***** RECORDS FOR THE TASK

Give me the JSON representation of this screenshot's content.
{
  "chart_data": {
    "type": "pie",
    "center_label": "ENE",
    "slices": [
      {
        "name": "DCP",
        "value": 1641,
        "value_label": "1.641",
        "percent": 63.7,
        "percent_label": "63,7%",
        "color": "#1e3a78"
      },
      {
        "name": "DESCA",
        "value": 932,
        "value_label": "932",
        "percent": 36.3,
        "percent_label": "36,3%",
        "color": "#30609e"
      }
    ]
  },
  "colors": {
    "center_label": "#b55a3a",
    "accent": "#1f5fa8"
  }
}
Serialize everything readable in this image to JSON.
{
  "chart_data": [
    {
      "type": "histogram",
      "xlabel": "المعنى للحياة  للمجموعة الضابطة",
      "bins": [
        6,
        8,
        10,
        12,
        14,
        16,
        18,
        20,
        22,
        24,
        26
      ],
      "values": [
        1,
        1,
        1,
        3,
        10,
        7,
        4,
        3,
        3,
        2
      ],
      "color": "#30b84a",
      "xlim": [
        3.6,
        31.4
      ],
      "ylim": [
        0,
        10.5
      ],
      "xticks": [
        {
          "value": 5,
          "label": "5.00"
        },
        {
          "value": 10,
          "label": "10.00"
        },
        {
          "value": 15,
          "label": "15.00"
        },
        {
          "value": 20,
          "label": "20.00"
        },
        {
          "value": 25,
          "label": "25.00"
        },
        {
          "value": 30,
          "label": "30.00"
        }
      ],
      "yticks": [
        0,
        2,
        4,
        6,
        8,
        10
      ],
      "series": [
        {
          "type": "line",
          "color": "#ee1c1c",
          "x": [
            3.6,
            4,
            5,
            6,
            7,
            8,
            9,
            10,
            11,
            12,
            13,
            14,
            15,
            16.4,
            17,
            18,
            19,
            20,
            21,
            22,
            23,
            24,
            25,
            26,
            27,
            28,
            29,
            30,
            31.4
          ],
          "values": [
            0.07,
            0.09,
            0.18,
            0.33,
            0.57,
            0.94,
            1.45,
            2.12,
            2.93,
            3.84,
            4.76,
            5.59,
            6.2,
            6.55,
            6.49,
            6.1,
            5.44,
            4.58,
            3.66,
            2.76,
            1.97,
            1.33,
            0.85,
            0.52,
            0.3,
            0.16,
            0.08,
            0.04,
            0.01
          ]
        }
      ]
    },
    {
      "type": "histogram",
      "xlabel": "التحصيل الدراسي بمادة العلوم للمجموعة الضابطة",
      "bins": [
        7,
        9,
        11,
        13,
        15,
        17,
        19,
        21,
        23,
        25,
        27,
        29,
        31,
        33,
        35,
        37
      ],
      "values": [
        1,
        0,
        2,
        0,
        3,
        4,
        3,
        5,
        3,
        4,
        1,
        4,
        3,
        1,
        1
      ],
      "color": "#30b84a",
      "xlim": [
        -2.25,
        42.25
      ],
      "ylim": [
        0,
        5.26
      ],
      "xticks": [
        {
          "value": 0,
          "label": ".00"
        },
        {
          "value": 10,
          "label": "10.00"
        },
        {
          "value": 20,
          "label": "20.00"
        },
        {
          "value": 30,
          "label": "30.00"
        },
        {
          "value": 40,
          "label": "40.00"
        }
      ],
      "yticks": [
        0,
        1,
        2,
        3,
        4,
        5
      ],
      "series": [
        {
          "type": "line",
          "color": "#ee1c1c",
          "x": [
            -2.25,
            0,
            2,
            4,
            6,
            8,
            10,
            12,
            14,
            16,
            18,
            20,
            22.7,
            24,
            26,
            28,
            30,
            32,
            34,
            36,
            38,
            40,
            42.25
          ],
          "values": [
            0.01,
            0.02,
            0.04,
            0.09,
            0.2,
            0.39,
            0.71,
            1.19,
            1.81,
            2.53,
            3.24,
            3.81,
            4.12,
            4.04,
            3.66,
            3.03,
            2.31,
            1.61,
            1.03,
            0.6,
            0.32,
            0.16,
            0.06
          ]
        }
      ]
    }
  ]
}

**********

EXERCISE GOAL: Repeat the data verbatim.

SOLVED PROBLEM:
Give me the JSON representation of this screenshot's content.
{
  "chart_data": {
    "type": "pie",
    "center_label": "ENE",
    "slices": [
      {
        "name": "DCP",
        "value": 1641,
        "value_label": "1.641",
        "percent": 63.7,
        "percent_label": "63,7%",
        "color": "#1e3a78"
      },
      {
        "name": "DESCA",
        "value": 932,
        "value_label": "932",
        "percent": 36.3,
        "percent_label": "36,3%",
        "color": "#30609e"
      }
    ]
  },
  "colors": {
    "center_label": "#b55a3a",
    "accent": "#1f5fa8"
  }
}
Serialize everything readable in this image to JSON.
{
  "chart_data": [
    {
      "type": "histogram",
      "xlabel": "المعنى للحياة  للمجموعة الضابطة",
      "bins": [
        6,
        8,
        10,
        12,
        14,
        16,
        18,
        20,
        22,
        24,
        26
      ],
      "values": [
        1,
        1,
        1,
        3,
        10,
        7,
        4,
        3,
        3,
        2
      ],
      "color": "#30b84a",
      "xlim": [
        3.6,
        31.4
      ],
      "ylim": [
        0,
        10.5
      ],
      "xticks": [
        {
          "value": 5,
          "label": "5.00"
        },
        {
          "value": 10,
          "label": "10.00"
        },
        {
          "value": 15,
          "label": "15.00"
        },
        {
          "value": 20,
          "label": "20.00"
        },
        {
          "value": 25,
          "label": "25.00"
        },
        {
          "value": 30,
          "label": "30.00"
        }
      ],
      "yticks": [
        0,
        2,
        4,
        6,
        8,
        10
      ],
      "series": [
        {
          "type": "line",
          "color": "#ee1c1c",
          "x": [
            3.6,
            4,
            5,
            6,
            7,
            8,
            9,
            10,
            11,
            12,
            13,
            14,
            15,
            16.4,
            17,
            18,
            19,
            20,
            21,
            22,
            23,
            24,
            25,
            26,
            27,
            28,
            29,
            30,
            31.4
          ],
          "values": [
            0.07,
            0.09,
            0.18,
            0.33,
            0.57,
            0.94,
            1.45,
            2.12,
            2.93,
            3.84,
            4.76,
            5.59,
            6.2,
            6.55,
            6.49,
            6.1,
            5.44,
            4.58,
            3.66,
            2.76,
            1.97,
            1.33,
            0.85,
            0.52,
            0.3,
            0.16,
            0.08,
            0.04,
            0.01
          ]
        }
      ]
    },
    {
      "type": "histogram",
      "xlabel": "التحصيل الدراسي بمادة العلوم للمجموعة الضابطة",
      "bins": [
        7,
        9,
        11,
        13,
        15,
        17,
        19,
        21,
        23,
        25,
        27,
        29,
        31,
        33,
        35,
        37
      ],
      "values": [
        1,
        0,
        2,
        0,
        3,
        4,
        3,
        5,
        3,
        4,
        1,
        4,
        3,
        1,
        1
      ],
      "color": "#30b84a",
      "xlim": [
        -2.25,
        42.25
      ],
      "ylim": [
        0,
        5.26
      ],
      "xticks": [
        {
          "value": 0,
          "label": ".00"
        },
        {
          "value": 10,
          "label": "10.00"
        },
        {
          "value": 20,
          "label": "20.00"
        },
        {
          "value": 30,
          "label": "30.00"
        },
        {
          "value": 40,
          "label": "40.00"
        }
      ],
      "yticks": [
        0,
        1,
        2,
        3,
        4,
        5
      ],
      "series": [
        {
          "type": "line",
          "color": "#ee1c1c",
          "x": [
            -2.25,
            0,
            2,
            4,
            6,
            8,
            10,
            12,
            14,
            16,
            18,
            20,
            22.7,
            24,
            26,
            28,
            30,
            32,
            34,
            36,
            38,
            40,
            42.25
          ],
          "values": [
            0.01,
            0.02,
            0.04,
            0.09,
            0.2,
            0.39,
            0.71,
            1.19,
            1.81,
            2.53,
            3.24,
            3.81,
            4.12,
            4.04,
            3.66,
            3.03,
            2.31,
            1.61,
            1.03,
            0.6,
            0.32,
            0.16,
            0.06
          ]
        }
      ]
    }
  ]
}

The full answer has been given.